## JOB
Every line of the material below must be repeated exactly.

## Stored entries
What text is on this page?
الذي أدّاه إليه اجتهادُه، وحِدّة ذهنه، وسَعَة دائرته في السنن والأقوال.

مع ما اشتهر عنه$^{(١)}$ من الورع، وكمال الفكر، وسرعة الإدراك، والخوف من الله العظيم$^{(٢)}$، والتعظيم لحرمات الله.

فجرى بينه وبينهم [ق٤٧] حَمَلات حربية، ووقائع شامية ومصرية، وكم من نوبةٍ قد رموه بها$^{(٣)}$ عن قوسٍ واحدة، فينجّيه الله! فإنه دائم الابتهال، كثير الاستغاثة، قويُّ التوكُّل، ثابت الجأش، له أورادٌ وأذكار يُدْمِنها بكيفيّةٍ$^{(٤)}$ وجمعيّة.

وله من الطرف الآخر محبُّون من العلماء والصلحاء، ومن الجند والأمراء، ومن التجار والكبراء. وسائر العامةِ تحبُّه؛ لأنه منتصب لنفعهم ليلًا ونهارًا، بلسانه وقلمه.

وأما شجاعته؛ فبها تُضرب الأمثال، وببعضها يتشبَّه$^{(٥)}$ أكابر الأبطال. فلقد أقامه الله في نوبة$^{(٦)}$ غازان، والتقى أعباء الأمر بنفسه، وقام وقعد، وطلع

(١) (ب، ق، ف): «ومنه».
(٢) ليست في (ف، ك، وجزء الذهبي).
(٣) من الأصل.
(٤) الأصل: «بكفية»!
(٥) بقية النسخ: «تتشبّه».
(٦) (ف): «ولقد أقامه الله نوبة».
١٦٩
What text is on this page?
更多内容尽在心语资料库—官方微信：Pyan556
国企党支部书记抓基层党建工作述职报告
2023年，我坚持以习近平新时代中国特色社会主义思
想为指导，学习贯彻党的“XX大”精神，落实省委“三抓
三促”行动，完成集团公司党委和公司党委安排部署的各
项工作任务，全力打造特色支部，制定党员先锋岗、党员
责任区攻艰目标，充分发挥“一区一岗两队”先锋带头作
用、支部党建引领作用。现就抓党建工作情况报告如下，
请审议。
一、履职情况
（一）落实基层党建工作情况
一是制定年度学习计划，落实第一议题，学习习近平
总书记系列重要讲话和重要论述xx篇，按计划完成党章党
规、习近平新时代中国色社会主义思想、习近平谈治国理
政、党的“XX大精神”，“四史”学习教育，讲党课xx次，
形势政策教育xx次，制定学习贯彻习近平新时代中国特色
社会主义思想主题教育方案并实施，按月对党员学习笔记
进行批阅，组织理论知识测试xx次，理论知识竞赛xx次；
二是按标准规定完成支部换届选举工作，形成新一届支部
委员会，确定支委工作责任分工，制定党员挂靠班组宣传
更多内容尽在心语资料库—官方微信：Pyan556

## RESULT OF THIS TASK
What text is on this page?
الذي أدّاه إليه اجتهادُه، وحِدّة ذهنه، وسَعَة دائرته في السنن والأقوال.

مع ما اشتهر عنه$^{(١)}$ من الورع، وكمال الفكر، وسرعة الإدراك، والخوف من الله العظيم$^{(٢)}$، والتعظيم لحرمات الله.

فجرى بينه وبينهم [ق٤٧] حَمَلات حربية، ووقائع شامية ومصرية، وكم من نوبةٍ قد رموه بها$^{(٣)}$ عن قوسٍ واحدة، فينجّيه الله! فإنه دائم الابتهال، كثير الاستغاثة، قويُّ التوكُّل، ثابت الجأش، له أورادٌ وأذكار يُدْمِنها بكيفيّةٍ$^{(٤)}$ وجمعيّة.

وله من الطرف الآخر محبُّون من العلماء والصلحاء، ومن الجند والأمراء، ومن التجار والكبراء. وسائر العامةِ تحبُّه؛ لأنه منتصب لنفعهم ليلًا ونهارًا، بلسانه وقلمه.

وأما شجاعته؛ فبها تُضرب الأمثال، وببعضها يتشبَّه$^{(٥)}$ أكابر الأبطال. فلقد أقامه الله في نوبة$^{(٦)}$ غازان، والتقى أعباء الأمر بنفسه، وقام وقعد، وطلع

(١) (ب، ق، ف): «ومنه».
(٢) ليست في (ف، ك، وجزء الذهبي).
(٣) من الأصل.
(٤) الأصل: «بكفية»!
(٥) بقية النسخ: «تتشبّه».
(٦) (ف): «ولقد أقامه الله نوبة».
١٦٩
What text is on this page?
更多内容尽在心语资料库—官方微信：Pyan556
国企党支部书记抓基层党建工作述职报告
2023年，我坚持以习近平新时代中国特色社会主义思
想为指导，学习贯彻党的“XX大”精神，落实省委“三抓
三促”行动，完成集团公司党委和公司党委安排部署的各
项工作任务，全力打造特色支部，制定党员先锋岗、党员
责任区攻艰目标，充分发挥“一区一岗两队”先锋带头作
用、支部党建引领作用。现就抓党建工作情况报告如下，
请审议。
一、履职情况
（一）落实基层党建工作情况
一是制定年度学习计划，落实第一议题，学习习近平
总书记系列重要讲话和重要论述xx篇，按计划完成党章党
规、习近平新时代中国色社会主义思想、习近平谈治国理
政、党的“XX大精神”，“四史”学习教育，讲党课xx次，
形势政策教育xx次，制定学习贯彻习近平新时代中国特色
社会主义思想主题教育方案并实施，按月对党员学习笔记
进行批阅，组织理论知识测试xx次，理论知识竞赛xx次；
二是按标准规定完成支部换届选举工作，形成新一届支部
委员会，确定支委工作责任分工，制定党员挂靠班组宣传
更多内容尽在心语资料库—官方微信：Pyan556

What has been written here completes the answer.